Set exercise:
Extract the entries in their exact form.

[Stored data entries]
※ ※ ※

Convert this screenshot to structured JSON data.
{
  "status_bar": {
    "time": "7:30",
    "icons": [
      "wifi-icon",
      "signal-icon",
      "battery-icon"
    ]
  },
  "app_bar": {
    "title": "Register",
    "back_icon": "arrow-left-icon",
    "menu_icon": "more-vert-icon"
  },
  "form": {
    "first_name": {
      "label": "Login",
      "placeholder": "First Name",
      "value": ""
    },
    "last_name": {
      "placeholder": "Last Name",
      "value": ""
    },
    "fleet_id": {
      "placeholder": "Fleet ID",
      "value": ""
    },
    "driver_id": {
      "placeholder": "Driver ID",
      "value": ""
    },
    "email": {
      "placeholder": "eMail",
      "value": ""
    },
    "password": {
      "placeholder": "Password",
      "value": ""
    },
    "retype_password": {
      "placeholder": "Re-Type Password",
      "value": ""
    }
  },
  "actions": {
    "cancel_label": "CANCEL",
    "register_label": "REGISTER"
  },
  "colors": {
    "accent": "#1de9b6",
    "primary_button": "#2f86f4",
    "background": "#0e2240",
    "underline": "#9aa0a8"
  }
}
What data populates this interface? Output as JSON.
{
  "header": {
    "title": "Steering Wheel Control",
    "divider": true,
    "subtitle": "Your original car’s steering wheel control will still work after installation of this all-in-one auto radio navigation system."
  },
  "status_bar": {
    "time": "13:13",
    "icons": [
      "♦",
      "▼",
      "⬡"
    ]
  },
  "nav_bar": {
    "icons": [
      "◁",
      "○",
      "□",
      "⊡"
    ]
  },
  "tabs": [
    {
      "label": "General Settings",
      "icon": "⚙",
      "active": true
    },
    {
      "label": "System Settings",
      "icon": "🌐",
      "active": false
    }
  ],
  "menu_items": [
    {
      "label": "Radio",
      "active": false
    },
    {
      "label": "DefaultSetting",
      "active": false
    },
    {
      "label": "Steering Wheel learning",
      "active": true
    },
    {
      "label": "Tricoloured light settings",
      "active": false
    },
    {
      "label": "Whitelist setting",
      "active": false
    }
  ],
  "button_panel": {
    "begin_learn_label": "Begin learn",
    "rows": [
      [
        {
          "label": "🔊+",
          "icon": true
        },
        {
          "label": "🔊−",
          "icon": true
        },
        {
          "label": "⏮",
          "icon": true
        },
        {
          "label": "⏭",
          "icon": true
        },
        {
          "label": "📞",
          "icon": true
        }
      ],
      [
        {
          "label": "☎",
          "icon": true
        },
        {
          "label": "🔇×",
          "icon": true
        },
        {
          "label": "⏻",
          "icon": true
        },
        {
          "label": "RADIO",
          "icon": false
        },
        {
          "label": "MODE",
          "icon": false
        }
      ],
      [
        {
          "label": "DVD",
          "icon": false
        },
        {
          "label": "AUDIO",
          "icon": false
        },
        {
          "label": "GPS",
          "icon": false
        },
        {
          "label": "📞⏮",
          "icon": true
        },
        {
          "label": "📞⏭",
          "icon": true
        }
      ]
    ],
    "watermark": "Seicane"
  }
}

※ ※ ※

Full solution:
Convert this screenshot to structured JSON data.
{
  "status_bar": {
    "time": "7:30",
    "icons": [
      "wifi-icon",
      "signal-icon",
      "battery-icon"
    ]
  },
  "app_bar": {
    "title": "Register",
    "back_icon": "arrow-left-icon",
    "menu_icon": "more-vert-icon"
  },
  "form": {
    "first_name": {
      "label": "Login",
      "placeholder": "First Name",
      "value": ""
    },
    "last_name": {
      "placeholder": "Last Name",
      "value": ""
    },
    "fleet_id": {
      "placeholder": "Fleet ID",
      "value": ""
    },
    "driver_id": {
      "placeholder": "Driver ID",
      "value": ""
    },
    "email": {
      "placeholder": "eMail",
      "value": ""
    },
    "password": {
      "placeholder": "Password",
      "value": ""
    },
    "retype_password": {
      "placeholder": "Re-Type Password",
      "value": ""
    }
  },
  "actions": {
    "cancel_label": "CANCEL",
    "register_label": "REGISTER"
  },
  "colors": {
    "accent": "#1de9b6",
    "primary_button": "#2f86f4",
    "background": "#0e2240",
    "underline": "#9aa0a8"
  }
}
What data populates this interface? Output as JSON.
{
  "header": {
    "title": "Steering Wheel Control",
    "divider": true,
    "subtitle": "Your original car’s steering wheel control will still work after installation of this all-in-one auto radio navigation system."
  },
  "status_bar": {
    "time": "13:13",
    "icons": [
      "♦",
      "▼",
      "⬡"
    ]
  },
  "nav_bar": {
    "icons": [
      "◁",
      "○",
      "□",
      "⊡"
    ]
  },
  "tabs": [
    {
      "label": "General Settings",
      "icon": "⚙",
      "active": true
    },
    {
      "label": "System Settings",
      "icon": "🌐",
      "active": false
    }
  ],
  "menu_items": [
    {
      "label": "Radio",
      "active": false
    },
    {
      "label": "DefaultSetting",
      "active": false
    },
    {
      "label": "Steering Wheel learning",
      "active": true
    },
    {
      "label": "Tricoloured light settings",
      "active": false
    },
    {
      "label": "Whitelist setting",
      "active": false
    }
  ],
  "button_panel": {
    "begin_learn_label": "Begin learn",
    "rows": [
      [
        {
          "label": "🔊+",
          "icon": true
        },
        {
          "label": "🔊−",
          "icon": true
        },
        {
          "label": "⏮",
          "icon": true
        },
        {
          "label": "⏭",
          "icon": true
        },
        {
          "label": "📞",
          "icon": true
        }
      ],
      [
        {
          "label": "☎",
          "icon": true
        },
        {
          "label": "🔇×",
          "icon": true
        },
        {
          "label": "⏻",
          "icon": true
        },
        {
          "label": "RADIO",
          "icon": false
        },
        {
          "label": "MODE",
          "icon": false
        }
      ],
      [
        {
          "label": "DVD",
          "icon": false
        },
        {
          "label": "AUDIO",
          "icon": false
        },
        {
          "label": "GPS",
          "icon": false
        },
        {
          "label": "📞⏮",
          "icon": true
        },
        {
          "label": "📞⏭",
          "icon": true
        }
      ]
    ],
    "watermark": "Seicane"
  }
}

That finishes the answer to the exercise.